Please print the full listing exactly.

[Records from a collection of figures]
################
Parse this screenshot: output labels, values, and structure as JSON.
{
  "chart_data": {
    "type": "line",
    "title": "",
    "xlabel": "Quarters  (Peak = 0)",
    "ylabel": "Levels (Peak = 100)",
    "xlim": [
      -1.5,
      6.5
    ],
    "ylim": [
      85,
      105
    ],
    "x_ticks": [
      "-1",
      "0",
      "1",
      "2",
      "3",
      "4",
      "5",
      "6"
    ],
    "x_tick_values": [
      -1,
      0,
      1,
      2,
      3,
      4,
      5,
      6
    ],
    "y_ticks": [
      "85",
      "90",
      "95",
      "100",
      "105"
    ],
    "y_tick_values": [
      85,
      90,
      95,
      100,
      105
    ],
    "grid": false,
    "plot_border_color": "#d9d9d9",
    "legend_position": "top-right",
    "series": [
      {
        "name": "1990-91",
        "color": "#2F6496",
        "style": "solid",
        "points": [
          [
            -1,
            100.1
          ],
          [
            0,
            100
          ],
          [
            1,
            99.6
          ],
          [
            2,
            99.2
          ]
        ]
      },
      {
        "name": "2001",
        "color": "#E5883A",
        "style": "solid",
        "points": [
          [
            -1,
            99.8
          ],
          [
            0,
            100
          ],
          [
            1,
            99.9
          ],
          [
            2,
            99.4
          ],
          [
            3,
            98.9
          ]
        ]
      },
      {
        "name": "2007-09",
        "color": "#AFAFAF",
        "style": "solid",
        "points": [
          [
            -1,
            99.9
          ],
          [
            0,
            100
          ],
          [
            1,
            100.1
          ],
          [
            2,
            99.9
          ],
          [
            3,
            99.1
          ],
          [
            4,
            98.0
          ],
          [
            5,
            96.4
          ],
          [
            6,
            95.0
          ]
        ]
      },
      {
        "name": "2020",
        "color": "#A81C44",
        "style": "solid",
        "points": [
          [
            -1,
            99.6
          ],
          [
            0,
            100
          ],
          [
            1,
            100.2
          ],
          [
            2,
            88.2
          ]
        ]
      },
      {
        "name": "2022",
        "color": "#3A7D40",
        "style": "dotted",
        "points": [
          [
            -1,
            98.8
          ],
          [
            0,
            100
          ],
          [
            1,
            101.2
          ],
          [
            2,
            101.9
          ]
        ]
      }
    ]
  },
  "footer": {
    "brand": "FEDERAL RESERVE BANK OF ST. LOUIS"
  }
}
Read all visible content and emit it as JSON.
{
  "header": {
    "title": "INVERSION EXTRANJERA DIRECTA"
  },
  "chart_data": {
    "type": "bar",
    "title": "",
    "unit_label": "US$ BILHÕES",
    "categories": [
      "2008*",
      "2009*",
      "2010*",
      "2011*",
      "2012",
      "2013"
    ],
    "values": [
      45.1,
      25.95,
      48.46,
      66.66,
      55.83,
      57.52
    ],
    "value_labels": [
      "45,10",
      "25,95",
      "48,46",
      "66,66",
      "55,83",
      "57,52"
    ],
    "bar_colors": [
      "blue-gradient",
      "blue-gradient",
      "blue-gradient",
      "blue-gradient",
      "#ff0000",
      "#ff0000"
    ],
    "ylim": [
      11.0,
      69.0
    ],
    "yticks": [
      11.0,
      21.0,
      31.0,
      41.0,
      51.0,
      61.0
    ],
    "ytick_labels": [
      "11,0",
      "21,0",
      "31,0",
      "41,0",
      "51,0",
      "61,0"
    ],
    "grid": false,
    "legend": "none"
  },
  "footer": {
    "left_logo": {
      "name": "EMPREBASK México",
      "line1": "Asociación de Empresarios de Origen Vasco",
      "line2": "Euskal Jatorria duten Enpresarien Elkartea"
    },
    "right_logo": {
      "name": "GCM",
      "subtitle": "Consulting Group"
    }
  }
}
################
■ **Correct answer**:
Parse this screenshot: output labels, values, and structure as JSON.
{
  "chart_data": {
    "type": "line",
    "title": "",
    "xlabel": "Quarters  (Peak = 0)",
    "ylabel": "Levels (Peak = 100)",
    "xlim": [
      -1.5,
      6.5
    ],
    "ylim": [
      85,
      105
    ],
    "x_ticks": [
      "-1",
      "0",
      "1",
      "2",
      "3",
      "4",
      "5",
      "6"
    ],
    "x_tick_values": [
      -1,
      0,
      1,
      2,
      3,
      4,
      5,
      6
    ],
    "y_ticks": [
      "85",
      "90",
      "95",
      "100",
      "105"
    ],
    "y_tick_values": [
      85,
      90,
      95,
      100,
      105
    ],
    "grid": false,
    "plot_border_color": "#d9d9d9",
    "legend_position": "top-right",
    "series": [
      {
        "name": "1990-91",
        "color": "#2F6496",
        "style": "solid",
        "points": [
          [
            -1,
            100.1
          ],
          [
            0,
            100
          ],
          [
            1,
            99.6
          ],
          [
            2,
            99.2
          ]
        ]
      },
      {
        "name": "2001",
        "color": "#E5883A",
        "style": "solid",
        "points": [
          [
            -1,
            99.8
          ],
          [
            0,
            100
          ],
          [
            1,
            99.9
          ],
          [
            2,
            99.4
          ],
          [
            3,
            98.9
          ]
        ]
      },
      {
        "name": "2007-09",
        "color": "#AFAFAF",
        "style": "solid",
        "points": [
          [
            -1,
            99.9
          ],
          [
            0,
            100
          ],
          [
            1,
            100.1
          ],
          [
            2,
            99.9
          ],
          [
            3,
            99.1
          ],
          [
            4,
            98.0
          ],
          [
            5,
            96.4
          ],
          [
            6,
            95.0
          ]
        ]
      },
      {
        "name": "2020",
        "color": "#A81C44",
        "style": "solid",
        "points": [
          [
            -1,
            99.6
          ],
          [
            0,
            100
          ],
          [
            1,
            100.2
          ],
          [
            2,
            88.2
          ]
        ]
      },
      {
        "name": "2022",
        "color": "#3A7D40",
        "style": "dotted",
        "points": [
          [
            -1,
            98.8
          ],
          [
            0,
            100
          ],
          [
            1,
            101.2
          ],
          [
            2,
            101.9
          ]
        ]
      }
    ]
  },
  "footer": {
    "brand": "FEDERAL RESERVE BANK OF ST. LOUIS"
  }
}
Read all visible content and emit it as JSON.
{
  "header": {
    "title": "INVERSION EXTRANJERA DIRECTA"
  },
  "chart_data": {
    "type": "bar",
    "title": "",
    "unit_label": "US$ BILHÕES",
    "categories": [
      "2008*",
      "2009*",
      "2010*",
      "2011*",
      "2012",
      "2013"
    ],
    "values": [
      45.1,
      25.95,
      48.46,
      66.66,
      55.83,
      57.52
    ],
    "value_labels": [
      "45,10",
      "25,95",
      "48,46",
      "66,66",
      "55,83",
      "57,52"
    ],
    "bar_colors": [
      "blue-gradient",
      "blue-gradient",
      "blue-gradient",
      "blue-gradient",
      "#ff0000",
      "#ff0000"
    ],
    "ylim": [
      11.0,
      69.0
    ],
    "yticks": [
      11.0,
      21.0,
      31.0,
      41.0,
      51.0,
      61.0
    ],
    "ytick_labels": [
      "11,0",
      "21,0",
      "31,0",
      "41,0",
      "51,0",
      "61,0"
    ],
    "grid": false,
    "legend": "none"
  },
  "footer": {
    "left_logo": {
      "name": "EMPREBASK México",
      "line1": "Asociación de Empresarios de Origen Vasco",
      "line2": "Euskal Jatorria duten Enpresarien Elkartea"
    },
    "right_logo": {
      "name": "GCM",
      "subtitle": "Consulting Group"
    }
  }
}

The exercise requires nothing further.